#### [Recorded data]

------------------------

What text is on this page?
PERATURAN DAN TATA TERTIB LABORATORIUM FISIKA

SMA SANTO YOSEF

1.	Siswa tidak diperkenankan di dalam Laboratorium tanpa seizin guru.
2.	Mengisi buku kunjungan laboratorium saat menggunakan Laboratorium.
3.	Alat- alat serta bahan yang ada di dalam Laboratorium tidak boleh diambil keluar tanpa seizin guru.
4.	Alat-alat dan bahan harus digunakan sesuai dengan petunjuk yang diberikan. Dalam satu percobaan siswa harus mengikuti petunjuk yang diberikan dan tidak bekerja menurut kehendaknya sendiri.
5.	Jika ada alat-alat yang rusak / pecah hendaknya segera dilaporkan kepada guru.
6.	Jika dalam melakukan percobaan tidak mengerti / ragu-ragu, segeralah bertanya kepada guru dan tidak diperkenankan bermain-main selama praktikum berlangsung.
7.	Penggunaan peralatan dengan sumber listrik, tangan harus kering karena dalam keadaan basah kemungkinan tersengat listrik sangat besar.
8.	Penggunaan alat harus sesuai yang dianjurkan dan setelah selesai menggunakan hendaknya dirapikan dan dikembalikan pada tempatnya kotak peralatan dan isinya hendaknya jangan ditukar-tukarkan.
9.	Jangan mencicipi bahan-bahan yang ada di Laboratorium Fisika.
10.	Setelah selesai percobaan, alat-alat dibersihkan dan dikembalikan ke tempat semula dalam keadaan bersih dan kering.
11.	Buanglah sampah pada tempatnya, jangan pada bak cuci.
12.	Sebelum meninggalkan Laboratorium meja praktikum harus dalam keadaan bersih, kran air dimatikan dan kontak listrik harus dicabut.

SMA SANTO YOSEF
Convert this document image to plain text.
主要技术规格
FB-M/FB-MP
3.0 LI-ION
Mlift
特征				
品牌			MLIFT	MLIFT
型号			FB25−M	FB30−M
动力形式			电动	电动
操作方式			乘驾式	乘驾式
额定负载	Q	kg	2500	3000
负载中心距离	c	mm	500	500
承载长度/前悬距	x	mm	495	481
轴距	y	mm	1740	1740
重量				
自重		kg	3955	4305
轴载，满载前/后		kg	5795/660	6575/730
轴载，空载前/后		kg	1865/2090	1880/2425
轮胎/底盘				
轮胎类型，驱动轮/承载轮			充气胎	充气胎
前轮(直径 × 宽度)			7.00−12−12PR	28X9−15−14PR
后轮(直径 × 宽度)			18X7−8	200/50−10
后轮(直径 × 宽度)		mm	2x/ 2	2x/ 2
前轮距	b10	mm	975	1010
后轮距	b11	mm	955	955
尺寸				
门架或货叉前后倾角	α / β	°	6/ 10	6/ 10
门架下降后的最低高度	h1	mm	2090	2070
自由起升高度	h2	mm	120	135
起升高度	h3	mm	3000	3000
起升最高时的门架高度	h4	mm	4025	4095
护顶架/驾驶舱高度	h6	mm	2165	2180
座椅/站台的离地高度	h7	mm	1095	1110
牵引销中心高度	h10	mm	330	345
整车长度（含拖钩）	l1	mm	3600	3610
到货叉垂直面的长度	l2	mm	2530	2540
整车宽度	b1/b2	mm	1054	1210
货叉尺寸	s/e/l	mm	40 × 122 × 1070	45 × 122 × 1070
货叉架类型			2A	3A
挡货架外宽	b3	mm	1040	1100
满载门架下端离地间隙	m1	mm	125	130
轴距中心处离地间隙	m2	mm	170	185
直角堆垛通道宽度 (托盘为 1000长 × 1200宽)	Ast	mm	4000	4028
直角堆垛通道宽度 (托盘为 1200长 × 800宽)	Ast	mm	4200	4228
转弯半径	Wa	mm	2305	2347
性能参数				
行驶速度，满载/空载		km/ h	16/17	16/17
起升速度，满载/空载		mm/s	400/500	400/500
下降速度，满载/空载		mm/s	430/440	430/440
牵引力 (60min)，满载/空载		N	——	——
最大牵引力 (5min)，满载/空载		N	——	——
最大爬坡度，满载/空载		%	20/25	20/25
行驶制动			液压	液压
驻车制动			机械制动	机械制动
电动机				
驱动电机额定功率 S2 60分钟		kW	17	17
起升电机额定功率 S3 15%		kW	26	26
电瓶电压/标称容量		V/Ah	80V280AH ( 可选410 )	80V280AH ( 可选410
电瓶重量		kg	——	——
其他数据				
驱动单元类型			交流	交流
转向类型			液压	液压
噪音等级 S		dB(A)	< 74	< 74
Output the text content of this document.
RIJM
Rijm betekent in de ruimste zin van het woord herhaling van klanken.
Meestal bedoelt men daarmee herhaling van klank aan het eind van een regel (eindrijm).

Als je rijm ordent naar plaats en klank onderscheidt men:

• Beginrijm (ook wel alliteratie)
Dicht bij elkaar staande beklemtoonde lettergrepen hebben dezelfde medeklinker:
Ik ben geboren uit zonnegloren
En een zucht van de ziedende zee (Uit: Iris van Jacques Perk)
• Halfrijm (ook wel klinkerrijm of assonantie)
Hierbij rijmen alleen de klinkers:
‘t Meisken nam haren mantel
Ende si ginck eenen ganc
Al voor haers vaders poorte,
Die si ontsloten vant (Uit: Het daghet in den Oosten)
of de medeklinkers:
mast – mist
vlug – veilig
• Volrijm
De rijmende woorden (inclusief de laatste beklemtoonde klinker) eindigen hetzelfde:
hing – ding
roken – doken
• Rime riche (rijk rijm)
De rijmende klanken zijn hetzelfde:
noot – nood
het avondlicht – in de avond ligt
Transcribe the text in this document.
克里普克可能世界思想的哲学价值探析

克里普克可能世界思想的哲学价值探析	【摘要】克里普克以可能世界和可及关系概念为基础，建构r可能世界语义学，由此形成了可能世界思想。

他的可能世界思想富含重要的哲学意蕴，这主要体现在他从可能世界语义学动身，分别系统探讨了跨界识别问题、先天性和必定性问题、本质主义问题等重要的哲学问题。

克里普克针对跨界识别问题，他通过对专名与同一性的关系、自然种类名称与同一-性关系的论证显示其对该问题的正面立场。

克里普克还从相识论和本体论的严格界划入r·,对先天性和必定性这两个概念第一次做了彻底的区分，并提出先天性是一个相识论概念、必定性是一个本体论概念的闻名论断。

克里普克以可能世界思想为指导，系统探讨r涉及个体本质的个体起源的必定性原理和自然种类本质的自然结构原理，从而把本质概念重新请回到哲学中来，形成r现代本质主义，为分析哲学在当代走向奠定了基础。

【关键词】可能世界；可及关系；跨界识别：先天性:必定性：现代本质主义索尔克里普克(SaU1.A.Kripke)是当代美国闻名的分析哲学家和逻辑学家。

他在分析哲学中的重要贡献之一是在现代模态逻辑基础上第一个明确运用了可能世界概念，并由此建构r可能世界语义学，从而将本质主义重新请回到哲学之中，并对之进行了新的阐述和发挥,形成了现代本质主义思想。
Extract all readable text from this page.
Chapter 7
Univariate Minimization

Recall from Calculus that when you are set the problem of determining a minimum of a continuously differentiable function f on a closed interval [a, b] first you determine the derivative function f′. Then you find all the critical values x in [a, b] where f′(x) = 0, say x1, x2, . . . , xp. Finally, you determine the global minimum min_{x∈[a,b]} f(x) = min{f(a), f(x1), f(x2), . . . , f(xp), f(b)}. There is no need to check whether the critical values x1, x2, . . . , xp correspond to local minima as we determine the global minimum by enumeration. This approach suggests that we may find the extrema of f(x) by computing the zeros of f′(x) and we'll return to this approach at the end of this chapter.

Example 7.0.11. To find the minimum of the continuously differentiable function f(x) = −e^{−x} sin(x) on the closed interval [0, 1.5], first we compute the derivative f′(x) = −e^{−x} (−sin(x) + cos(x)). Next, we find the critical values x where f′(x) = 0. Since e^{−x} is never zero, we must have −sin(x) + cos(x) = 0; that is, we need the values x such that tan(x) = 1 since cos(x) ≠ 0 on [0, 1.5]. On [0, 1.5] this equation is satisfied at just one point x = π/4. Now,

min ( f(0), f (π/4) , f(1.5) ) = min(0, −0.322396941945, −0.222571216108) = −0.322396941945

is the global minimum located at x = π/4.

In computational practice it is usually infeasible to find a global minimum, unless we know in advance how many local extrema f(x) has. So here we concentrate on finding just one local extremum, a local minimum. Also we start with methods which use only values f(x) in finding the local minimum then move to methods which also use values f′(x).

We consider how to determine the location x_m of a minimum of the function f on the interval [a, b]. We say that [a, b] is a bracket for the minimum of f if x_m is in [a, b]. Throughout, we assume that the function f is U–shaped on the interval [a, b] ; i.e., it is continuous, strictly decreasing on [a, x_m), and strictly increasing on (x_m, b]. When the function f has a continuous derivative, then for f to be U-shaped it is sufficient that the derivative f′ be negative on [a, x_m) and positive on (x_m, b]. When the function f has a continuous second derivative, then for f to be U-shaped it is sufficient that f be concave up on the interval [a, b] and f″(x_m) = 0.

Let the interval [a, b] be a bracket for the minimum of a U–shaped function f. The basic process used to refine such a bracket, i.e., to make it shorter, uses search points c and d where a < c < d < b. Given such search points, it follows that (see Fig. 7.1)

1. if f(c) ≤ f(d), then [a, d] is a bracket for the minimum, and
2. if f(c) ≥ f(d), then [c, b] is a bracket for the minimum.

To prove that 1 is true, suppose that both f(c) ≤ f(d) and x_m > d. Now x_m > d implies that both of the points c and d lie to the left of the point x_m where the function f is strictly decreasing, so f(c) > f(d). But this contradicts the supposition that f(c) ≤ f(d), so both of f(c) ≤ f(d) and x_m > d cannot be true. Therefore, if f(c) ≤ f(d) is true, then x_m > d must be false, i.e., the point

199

------------------------

Collect the lines of the data that carry the word "local".

#### [Final answer]
Recall from Calculus that when you are set the problem of determining a minimum of a continuously differentiable function f on a closed interval [a, b] first you determine the derivative function f′. Then you find all the critical values x in [a, b] where f′(x) = 0, say x1, x2, . . . , xp. Finally, you determine the global minimum min_{x∈[a,b]} f(x) = min{f(a), f(x1), f(x2), . . . , f(xp), f(b)}. There is no need to check whether the critical values x1, x2, . . . , xp correspond to local minima as we determine the global minimum by enumeration. This approach suggests that we may find the extrema of f(x) by computing the zeros of f′(x) and we'll return to this approach at the end of this chapter.
In computational practice it is usually infeasible to find a global minimum, unless we know in advance how many local extrema f(x) has. So here we concentrate on finding just one local extremum, a local minimum. Also we start with methods which use only values f(x) in finding the local minimum then move to methods which also use values f′(x).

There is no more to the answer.